--- begin ---
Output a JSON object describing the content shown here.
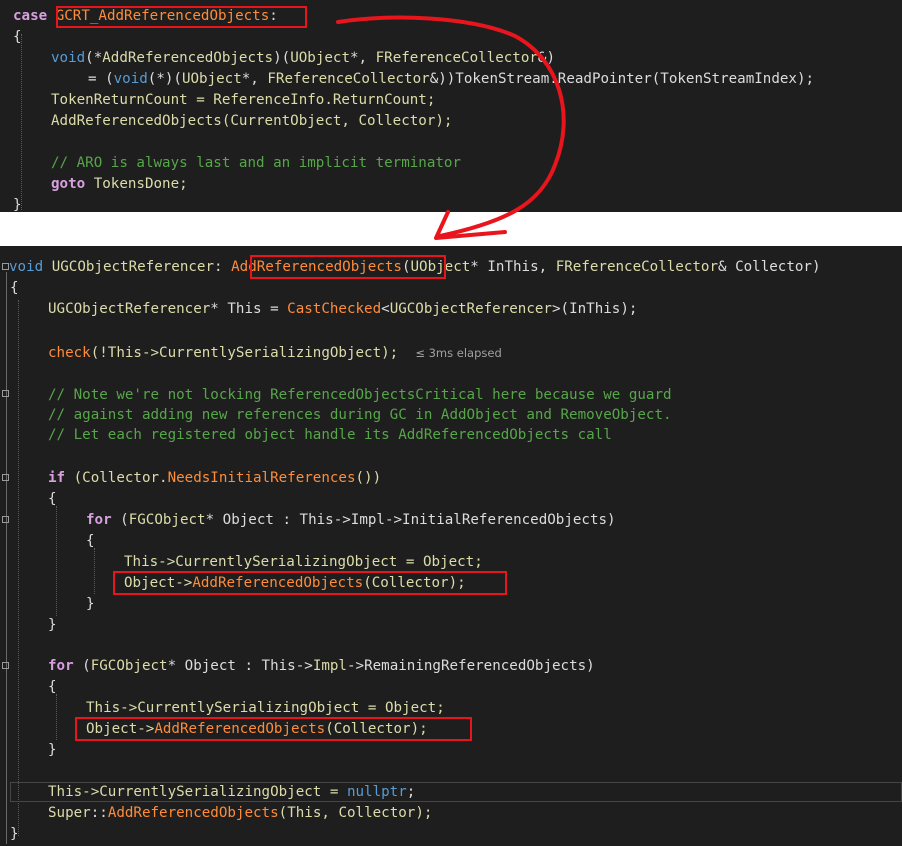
{
  "top_code": {
    "line1": {
      "kw": "case",
      "label": "GCRT_AddReferencedObjects",
      "colon": ":"
    },
    "line2": {
      "brace": "{"
    },
    "line3": {
      "void": "void",
      "p1": "(*",
      "name": "AddReferencedObjects",
      "p2": ")(",
      "t1": "UObject",
      "p3": "*, ",
      "t2": "FReferenceCollector",
      "p4": "&)"
    },
    "line4": {
      "p1": "= (",
      "void": "void",
      "p2": "(*)(",
      "t1": "UObject",
      "p3": "*, ",
      "t2": "FReferenceCollector",
      "p4": "&))TokenStream.ReadPointer(TokenStreamIndex);"
    },
    "line5": {
      "text": "TokenReturnCount = ReferenceInfo.ReturnCount;"
    },
    "line6": {
      "text": "AddReferencedObjects(CurrentObject, Collector);"
    },
    "line7": {
      "comment": "// ARO is always last and an implicit terminator"
    },
    "line8": {
      "kw": "goto",
      "text": " TokensDone;"
    },
    "line9": {
      "brace": "}"
    }
  },
  "bottom_code": {
    "sig": {
      "void": "void",
      "cls": "UGCObjectReferencer",
      "sep": ": ",
      "name": "AddReferencedObjects",
      "p1": "(",
      "t1": "UObject",
      "p2": "* InThis, ",
      "t2": "FReferenceCollector",
      "p3": "& Collector)"
    },
    "open": "{",
    "l_this": {
      "t": "UGCObjectReferencer",
      "p1": "* This = ",
      "fn": "CastChecked",
      "p2": "<",
      "t2": "UGCObjectReferencer",
      "p3": ">(InThis);"
    },
    "l_check": {
      "fn": "check",
      "p1": "(!This->CurrentlySerializingObject);",
      "hint": "≤ 3ms elapsed"
    },
    "c1": "// Note we're not locking ReferencedObjectsCritical here because we guard",
    "c2": "// against adding new references during GC in AddObject and RemoveObject.",
    "c3": "// Let each registered object handle its AddReferencedObjects call",
    "l_if": {
      "kw": "if",
      "p1": " (Collector.",
      "fn": "NeedsInitialReferences",
      "p2": "())"
    },
    "b_open1": "{",
    "l_for1": {
      "kw": "for",
      "p1": " (",
      "t": "FGCObject",
      "p2": "* Object : This->Impl->InitialReferencedObjects)"
    },
    "b_open2": "{",
    "l_assign1": "This->CurrentlySerializingObject = Object;",
    "l_call1": {
      "p1": "Object->",
      "fn": "AddReferencedObjects",
      "p2": "(Collector);"
    },
    "b_close2": "}",
    "b_close1": "}",
    "l_for2": {
      "kw": "for",
      "p1": " (",
      "t": "FGCObject",
      "p2": "* Object : This->",
      "impl": "Impl",
      "p3": "->RemainingReferencedObjects)"
    },
    "b_open3": "{",
    "l_assign2": "This->CurrentlySerializingObject = Object;",
    "l_call2": {
      "p1": "Object->",
      "fn": "AddReferencedObjects",
      "p2": "(Collector);"
    },
    "b_close3": "}",
    "l_null": {
      "p1": "This->CurrentlySerializingObject = ",
      "kw": "nullptr",
      "p2": ";"
    },
    "l_super": {
      "cls": "Super",
      "p1": "::",
      "fn": "AddReferencedObjects",
      "p2": "(This, Collector);"
    },
    "close": "}"
  },
  "colors": {
    "background": "#1e1e1e",
    "highlight_box": "#e8151d",
    "arrow": "#e8151d",
    "keyword": "#569cd6",
    "type": "#4ec9b0",
    "function": "#ff8c3a",
    "comment": "#57a64a"
  }
}
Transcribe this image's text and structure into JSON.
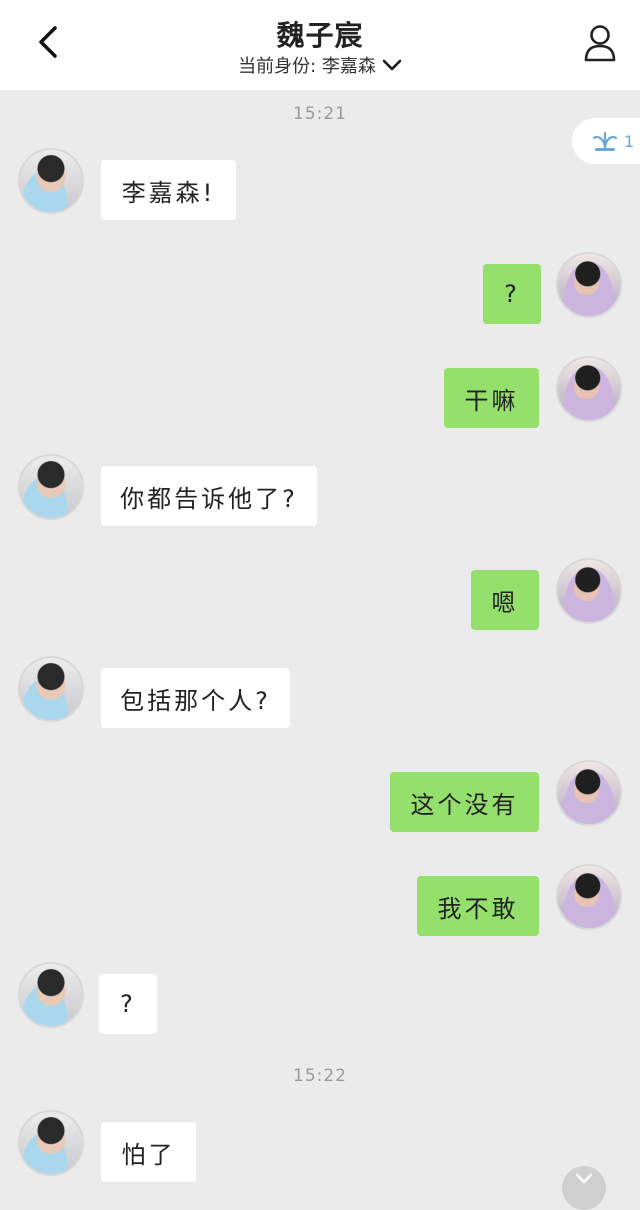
{
  "header": {
    "title": "魏子宸",
    "subtitle": "当前身份: 李嘉森",
    "back_icon": "chevron-left-icon",
    "profile_icon": "user-icon",
    "dropdown_icon": "chevron-down-icon"
  },
  "float_badge": {
    "icon": "fountain-icon",
    "text": "1"
  },
  "times": [
    "15:21",
    "15:22"
  ],
  "messages": [
    {
      "side": "left",
      "text": "李嘉森!"
    },
    {
      "side": "right",
      "text": "?"
    },
    {
      "side": "right",
      "text": "干嘛"
    },
    {
      "side": "left",
      "text": "你都告诉他了?"
    },
    {
      "side": "right",
      "text": "嗯"
    },
    {
      "side": "left",
      "text": "包括那个人?"
    },
    {
      "side": "right",
      "text": "这个没有"
    },
    {
      "side": "right",
      "text": "我不敢"
    },
    {
      "side": "left",
      "text": "?"
    },
    {
      "side": "left",
      "text": "怕了"
    }
  ],
  "colors": {
    "background": "#ebebeb",
    "incoming_bubble": "#ffffff",
    "outgoing_bubble": "#95e06c",
    "time_text": "#9a9a9a"
  }
}
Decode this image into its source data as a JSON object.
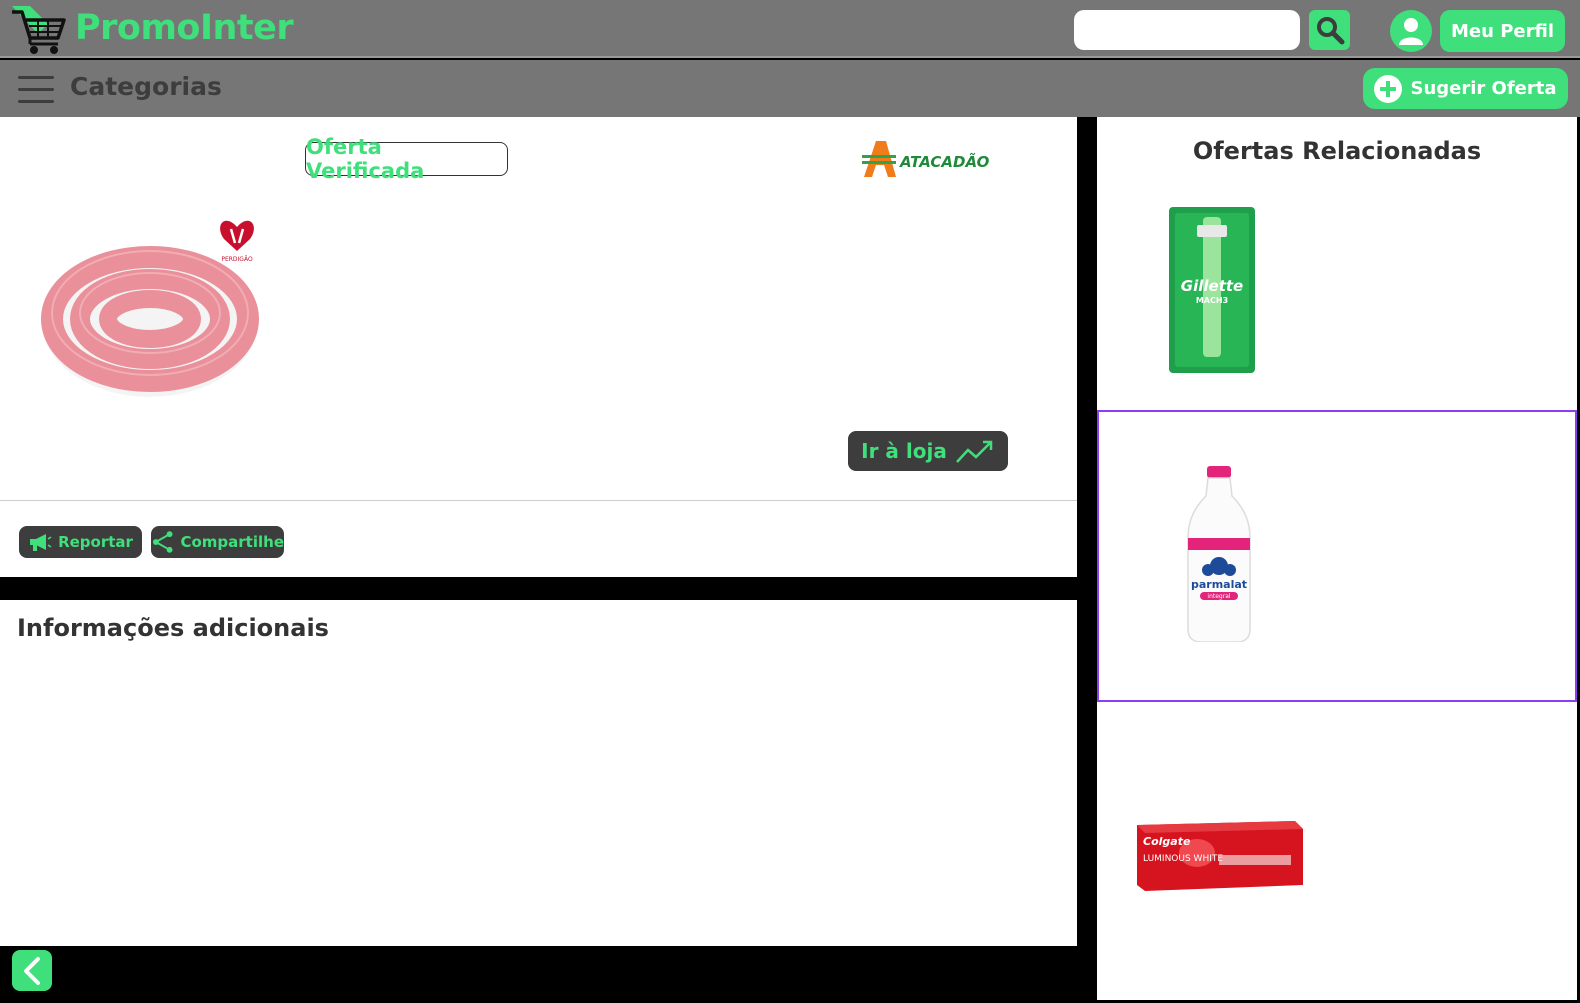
{
  "header": {
    "brand": "PromoInter",
    "search_placeholder": "",
    "profile_label": "Meu Perfil"
  },
  "catbar": {
    "categories_label": "Categorias",
    "suggest_label": "Sugerir Oferta"
  },
  "offer": {
    "verified_label": "Oferta Verificada",
    "store_name": "ATACADÃO",
    "brand_mark": "PERDIGÃO",
    "goto_label": "Ir à loja",
    "report_label": "Reportar",
    "share_label": "Compartilhe"
  },
  "info": {
    "title": "Informações adicionais"
  },
  "sidebar": {
    "title": "Ofertas Relacionadas",
    "items": [
      {
        "product": "Gillette Mach3 Sensitive",
        "brand_text": "Gillette",
        "sub_text": "MACH3"
      },
      {
        "product": "Parmalat integral",
        "brand_text": "parmalat",
        "sub_text": "integral",
        "selected": true
      },
      {
        "product": "Colgate Luminous White",
        "brand_text": "Colgate",
        "sub_text": "LUMINOUS WHITE"
      }
    ]
  },
  "colors": {
    "accent_green": "#3fe07b",
    "bar_gray": "#767676",
    "dark_button": "#3d3d3d",
    "selection_purple": "#8c3ff0"
  }
}
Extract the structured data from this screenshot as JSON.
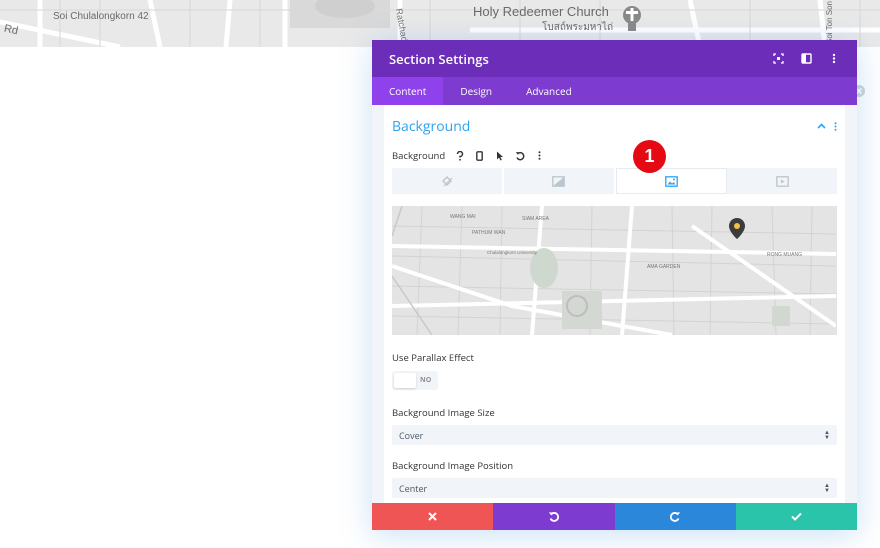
--- end ---
> Given request
All the records need to be repeated exactly, with the images dropped.

> Solution to the exercise
Output a JSON object describing the content shown here.
{
  "top_code": {
    "line1": {
      "kw": "case",
      "label": "GCRT_AddReferencedObjects",
      "colon": ":"
    },
    "line2": {
      "brace": "{"
    },
    "line3": {
      "void": "void",
      "p1": "(*",
      "name": "AddReferencedObjects",
      "p2": ")(",
      "t1": "UObject",
      "p3": "*, ",
      "t2": "FReferenceCollector",
      "p4": "&)"
    },
    "line4": {
      "p1": "= (",
      "void": "void",
      "p2": "(*)(",
      "t1": "UObject",
      "p3": "*, ",
      "t2": "FReferenceCollector",
      "p4": "&))TokenStream.ReadPointer(TokenStreamIndex);"
    },
    "line5": {
      "text": "TokenReturnCount = ReferenceInfo.ReturnCount;"
    },
    "line6": {
      "text": "AddReferencedObjects(CurrentObject, Collector);"
    },
    "line7": {
      "comment": "// ARO is always last and an implicit terminator"
    },
    "line8": {
      "kw": "goto",
      "text": " TokensDone;"
    },
    "line9": {
      "brace": "}"
    }
  },
  "bottom_code": {
    "sig": {
      "void": "void",
      "cls": "UGCObjectReferencer",
      "sep": ": ",
      "name": "AddReferencedObjects",
      "p1": "(",
      "t1": "UObject",
      "p2": "* InThis, ",
      "t2": "FReferenceCollector",
      "p3": "& Collector)"
    },
    "open": "{",
    "l_this": {
      "t": "UGCObjectReferencer",
      "p1": "* This = ",
      "fn": "CastChecked",
      "p2": "<",
      "t2": "UGCObjectReferencer",
      "p3": ">(InThis);"
    },
    "l_check": {
      "fn": "check",
      "p1": "(!This->CurrentlySerializingObject);",
      "hint": "≤ 3ms elapsed"
    },
    "c1": "// Note we're not locking ReferencedObjectsCritical here because we guard",
    "c2": "// against adding new references during GC in AddObject and RemoveObject.",
    "c3": "// Let each registered object handle its AddReferencedObjects call",
    "l_if": {
      "kw": "if",
      "p1": " (Collector.",
      "fn": "NeedsInitialReferences",
      "p2": "())"
    },
    "b_open1": "{",
    "l_for1": {
      "kw": "for",
      "p1": " (",
      "t": "FGCObject",
      "p2": "* Object : This->Impl->InitialReferencedObjects)"
    },
    "b_open2": "{",
    "l_assign1": "This->CurrentlySerializingObject = Object;",
    "l_call1": {
      "p1": "Object->",
      "fn": "AddReferencedObjects",
      "p2": "(Collector);"
    },
    "b_close2": "}",
    "b_close1": "}",
    "l_for2": {
      "kw": "for",
      "p1": " (",
      "t": "FGCObject",
      "p2": "* Object : This->",
      "impl": "Impl",
      "p3": "->RemainingReferencedObjects)"
    },
    "b_open3": "{",
    "l_assign2": "This->CurrentlySerializingObject = Object;",
    "l_call2": {
      "p1": "Object->",
      "fn": "AddReferencedObjects",
      "p2": "(Collector);"
    },
    "b_close3": "}",
    "l_null": {
      "p1": "This->CurrentlySerializingObject = ",
      "kw": "nullptr",
      "p2": ";"
    },
    "l_super": {
      "cls": "Super",
      "p1": "::",
      "fn": "AddReferencedObjects",
      "p2": "(This, Collector);"
    },
    "close": "}"
  },
  "colors": {
    "background": "#1e1e1e",
    "highlight_box": "#e8151d",
    "arrow": "#e8151d",
    "keyword": "#569cd6",
    "type": "#4ec9b0",
    "function": "#ff8c3a",
    "comment": "#57a64a"
  }
}
Transcribe this image's text and structure into JSON.
{
  "header": {
    "title": "魏子宸",
    "subtitle": "当前身份: 李嘉森",
    "back_icon": "chevron-left-icon",
    "profile_icon": "user-icon",
    "dropdown_icon": "chevron-down-icon"
  },
  "float_badge": {
    "icon": "fountain-icon",
    "text": "1"
  },
  "times": [
    "15:21",
    "15:22"
  ],
  "messages": [
    {
      "side": "left",
      "text": "李嘉森!"
    },
    {
      "side": "right",
      "text": "?"
    },
    {
      "side": "right",
      "text": "干嘛"
    },
    {
      "side": "left",
      "text": "你都告诉他了?"
    },
    {
      "side": "right",
      "text": "嗯"
    },
    {
      "side": "left",
      "text": "包括那个人?"
    },
    {
      "side": "right",
      "text": "这个没有"
    },
    {
      "side": "right",
      "text": "我不敢"
    },
    {
      "side": "left",
      "text": "?"
    },
    {
      "side": "left",
      "text": "怕了"
    }
  ],
  "colors": {
    "background": "#ebebeb",
    "incoming_bubble": "#ffffff",
    "outgoing_bubble": "#95e06c",
    "time_text": "#9a9a9a"
  }
}
Decode this image into its source data as a JSON object.
{
  "header": {
    "brand": "PromoInter",
    "search_placeholder": "",
    "profile_label": "Meu Perfil"
  },
  "catbar": {
    "categories_label": "Categorias",
    "suggest_label": "Sugerir Oferta"
  },
  "offer": {
    "verified_label": "Oferta Verificada",
    "store_name": "ATACADÃO",
    "brand_mark": "PERDIGÃO",
    "goto_label": "Ir à loja",
    "report_label": "Reportar",
    "share_label": "Compartilhe"
  },
  "info": {
    "title": "Informações adicionais"
  },
  "sidebar": {
    "title": "Ofertas Relacionadas",
    "items": [
      {
        "product": "Gillette Mach3 Sensitive",
        "brand_text": "Gillette",
        "sub_text": "MACH3"
      },
      {
        "product": "Parmalat integral",
        "brand_text": "parmalat",
        "sub_text": "integral",
        "selected": true
      },
      {
        "product": "Colgate Luminous White",
        "brand_text": "Colgate",
        "sub_text": "LUMINOUS WHITE"
      }
    ]
  },
  "colors": {
    "accent_green": "#3fe07b",
    "bar_gray": "#767676",
    "dark_button": "#3d3d3d",
    "selection_purple": "#8c3ff0"
  }
}
Extract the structured data from this screenshot as JSON.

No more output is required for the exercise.